[Directions for this task]:
For the copy, please give all of the data again exactly and leave the pictures out.

[Recorded information]:
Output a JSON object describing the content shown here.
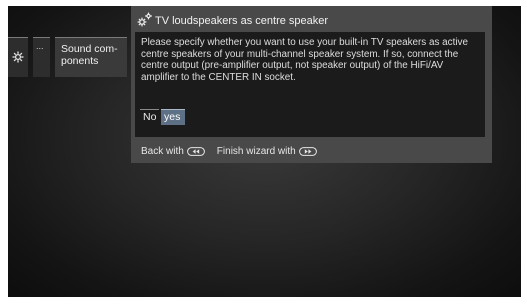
{
  "menu": {
    "settings_icon": "gear-icon",
    "more_label": "...",
    "sound_label": "Sound com-\nponents"
  },
  "dialog": {
    "icon": "gears-icon",
    "title": "TV loudspeakers as centre speaker",
    "text": "Please specify whether you want to use your built-in TV speakers as active centre speakers of your multi-channel speaker system. If so, connect the centre output (pre-amplifier output, not speaker output) of the HiFi/AV amplifier to the CENTER IN socket.",
    "options": [
      {
        "label": "No",
        "selected": false
      },
      {
        "label": "yes",
        "selected": true
      }
    ]
  },
  "footer": {
    "back_label": "Back with",
    "back_key_icon": "rewind-key-icon",
    "finish_label": "Finish wizard with",
    "finish_key_icon": "forward-key-icon"
  },
  "colors": {
    "dialog_bg": "#494949",
    "body_bg": "#1b1b1b",
    "selected_bg": "#5d7085"
  }
}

[Written reply]:
Output a JSON object describing the content shown here.
{
  "menu": {
    "settings_icon": "gear-icon",
    "more_label": "...",
    "sound_label": "Sound com-\nponents"
  },
  "dialog": {
    "icon": "gears-icon",
    "title": "TV loudspeakers as centre speaker",
    "text": "Please specify whether you want to use your built-in TV speakers as active centre speakers of your multi-channel speaker system. If so, connect the centre output (pre-amplifier output, not speaker output) of the HiFi/AV amplifier to the CENTER IN socket.",
    "options": [
      {
        "label": "No",
        "selected": false
      },
      {
        "label": "yes",
        "selected": true
      }
    ]
  },
  "footer": {
    "back_label": "Back with",
    "back_key_icon": "rewind-key-icon",
    "finish_label": "Finish wizard with",
    "finish_key_icon": "forward-key-icon"
  },
  "colors": {
    "dialog_bg": "#494949",
    "body_bg": "#1b1b1b",
    "selected_bg": "#5d7085"
  }
}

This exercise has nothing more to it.